<<<<

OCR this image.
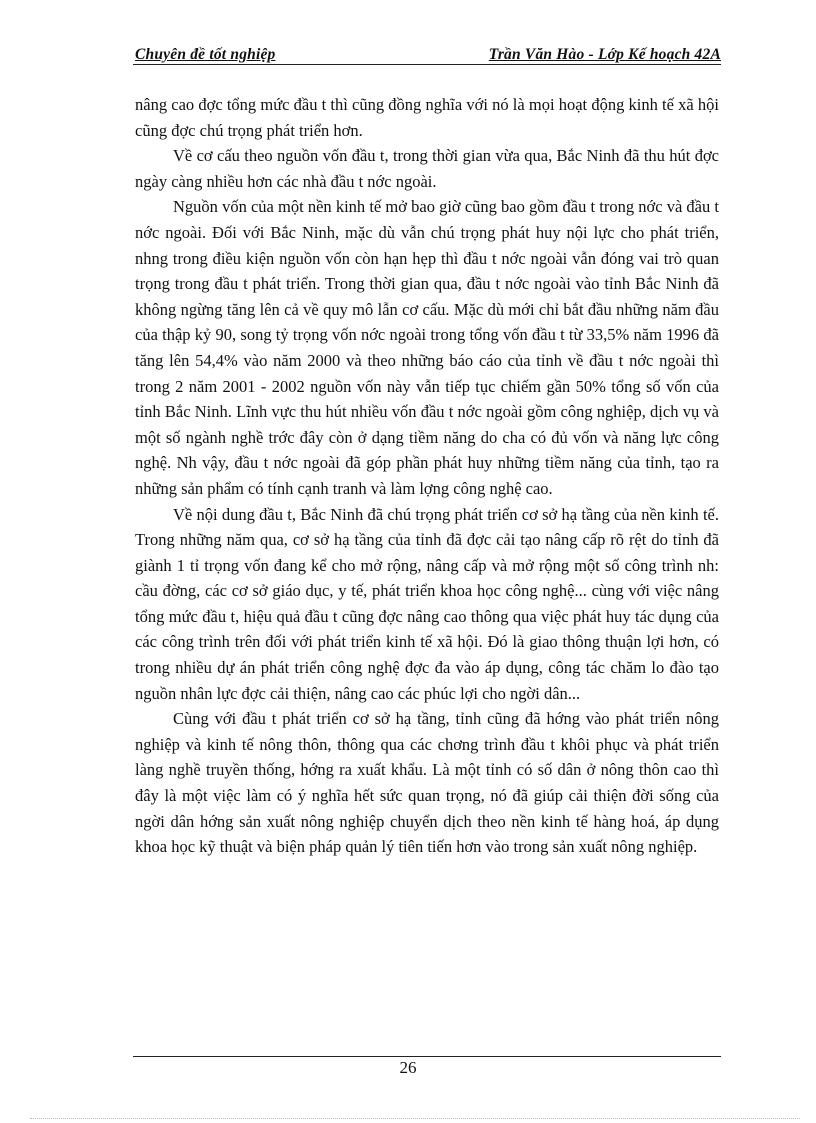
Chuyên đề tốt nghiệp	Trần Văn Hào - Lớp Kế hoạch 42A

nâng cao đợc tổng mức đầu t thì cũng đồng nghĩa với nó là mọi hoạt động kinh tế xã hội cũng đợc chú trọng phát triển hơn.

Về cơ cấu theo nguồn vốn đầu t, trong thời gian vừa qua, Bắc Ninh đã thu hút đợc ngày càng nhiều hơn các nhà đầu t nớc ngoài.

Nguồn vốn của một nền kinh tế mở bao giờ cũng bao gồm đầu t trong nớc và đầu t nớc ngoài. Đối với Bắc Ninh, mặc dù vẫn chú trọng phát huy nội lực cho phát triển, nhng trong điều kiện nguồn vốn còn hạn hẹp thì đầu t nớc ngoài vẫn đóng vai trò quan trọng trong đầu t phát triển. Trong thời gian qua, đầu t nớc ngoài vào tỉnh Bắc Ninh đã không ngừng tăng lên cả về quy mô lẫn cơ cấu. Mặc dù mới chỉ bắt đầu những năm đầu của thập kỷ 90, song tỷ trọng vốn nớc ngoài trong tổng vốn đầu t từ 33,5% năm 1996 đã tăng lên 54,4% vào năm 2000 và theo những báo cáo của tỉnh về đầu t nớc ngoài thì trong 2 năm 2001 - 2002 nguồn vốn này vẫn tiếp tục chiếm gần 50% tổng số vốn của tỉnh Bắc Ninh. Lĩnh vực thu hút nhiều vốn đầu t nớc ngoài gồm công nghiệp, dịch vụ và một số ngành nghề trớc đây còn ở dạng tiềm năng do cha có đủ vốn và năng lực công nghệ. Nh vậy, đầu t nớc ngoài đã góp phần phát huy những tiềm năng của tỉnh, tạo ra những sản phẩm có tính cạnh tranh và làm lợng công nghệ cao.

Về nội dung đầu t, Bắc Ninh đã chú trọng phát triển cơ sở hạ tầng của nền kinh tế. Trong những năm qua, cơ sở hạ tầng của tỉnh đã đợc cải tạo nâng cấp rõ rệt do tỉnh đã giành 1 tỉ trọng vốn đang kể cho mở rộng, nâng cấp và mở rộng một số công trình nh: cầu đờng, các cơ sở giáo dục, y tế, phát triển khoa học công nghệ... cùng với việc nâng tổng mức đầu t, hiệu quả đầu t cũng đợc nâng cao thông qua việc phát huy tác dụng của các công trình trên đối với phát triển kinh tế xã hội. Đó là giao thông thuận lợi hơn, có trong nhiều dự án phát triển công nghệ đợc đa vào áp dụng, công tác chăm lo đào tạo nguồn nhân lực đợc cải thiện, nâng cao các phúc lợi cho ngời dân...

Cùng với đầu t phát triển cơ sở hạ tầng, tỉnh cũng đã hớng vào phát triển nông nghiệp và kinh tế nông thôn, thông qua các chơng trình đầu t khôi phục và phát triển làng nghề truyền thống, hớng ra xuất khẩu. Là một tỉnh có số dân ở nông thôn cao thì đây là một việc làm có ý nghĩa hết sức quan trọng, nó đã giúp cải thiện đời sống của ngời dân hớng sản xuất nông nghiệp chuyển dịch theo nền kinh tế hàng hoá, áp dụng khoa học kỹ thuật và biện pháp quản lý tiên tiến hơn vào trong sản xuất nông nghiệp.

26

>>>>

• [Stated goal]:
Quote the entries above word for word. Leave the images out.

• [Reply to the task]:
OCR this image.
Chuyên đề tốt nghiệp	Trần Văn Hào - Lớp Kế hoạch 42A

nâng cao đợc tổng mức đầu t thì cũng đồng nghĩa với nó là mọi hoạt động kinh tế xã hội cũng đợc chú trọng phát triển hơn.

Về cơ cấu theo nguồn vốn đầu t, trong thời gian vừa qua, Bắc Ninh đã thu hút đợc ngày càng nhiều hơn các nhà đầu t nớc ngoài.

Nguồn vốn của một nền kinh tế mở bao giờ cũng bao gồm đầu t trong nớc và đầu t nớc ngoài. Đối với Bắc Ninh, mặc dù vẫn chú trọng phát huy nội lực cho phát triển, nhng trong điều kiện nguồn vốn còn hạn hẹp thì đầu t nớc ngoài vẫn đóng vai trò quan trọng trong đầu t phát triển. Trong thời gian qua, đầu t nớc ngoài vào tỉnh Bắc Ninh đã không ngừng tăng lên cả về quy mô lẫn cơ cấu. Mặc dù mới chỉ bắt đầu những năm đầu của thập kỷ 90, song tỷ trọng vốn nớc ngoài trong tổng vốn đầu t từ 33,5% năm 1996 đã tăng lên 54,4% vào năm 2000 và theo những báo cáo của tỉnh về đầu t nớc ngoài thì trong 2 năm 2001 - 2002 nguồn vốn này vẫn tiếp tục chiếm gần 50% tổng số vốn của tỉnh Bắc Ninh. Lĩnh vực thu hút nhiều vốn đầu t nớc ngoài gồm công nghiệp, dịch vụ và một số ngành nghề trớc đây còn ở dạng tiềm năng do cha có đủ vốn và năng lực công nghệ. Nh vậy, đầu t nớc ngoài đã góp phần phát huy những tiềm năng của tỉnh, tạo ra những sản phẩm có tính cạnh tranh và làm lợng công nghệ cao.

Về nội dung đầu t, Bắc Ninh đã chú trọng phát triển cơ sở hạ tầng của nền kinh tế. Trong những năm qua, cơ sở hạ tầng của tỉnh đã đợc cải tạo nâng cấp rõ rệt do tỉnh đã giành 1 tỉ trọng vốn đang kể cho mở rộng, nâng cấp và mở rộng một số công trình nh: cầu đờng, các cơ sở giáo dục, y tế, phát triển khoa học công nghệ... cùng với việc nâng tổng mức đầu t, hiệu quả đầu t cũng đợc nâng cao thông qua việc phát huy tác dụng của các công trình trên đối với phát triển kinh tế xã hội. Đó là giao thông thuận lợi hơn, có trong nhiều dự án phát triển công nghệ đợc đa vào áp dụng, công tác chăm lo đào tạo nguồn nhân lực đợc cải thiện, nâng cao các phúc lợi cho ngời dân...

Cùng với đầu t phát triển cơ sở hạ tầng, tỉnh cũng đã hớng vào phát triển nông nghiệp và kinh tế nông thôn, thông qua các chơng trình đầu t khôi phục và phát triển làng nghề truyền thống, hớng ra xuất khẩu. Là một tỉnh có số dân ở nông thôn cao thì đây là một việc làm có ý nghĩa hết sức quan trọng, nó đã giúp cải thiện đời sống của ngời dân hớng sản xuất nông nghiệp chuyển dịch theo nền kinh tế hàng hoá, áp dụng khoa học kỹ thuật và biện pháp quản lý tiên tiến hơn vào trong sản xuất nông nghiệp.

26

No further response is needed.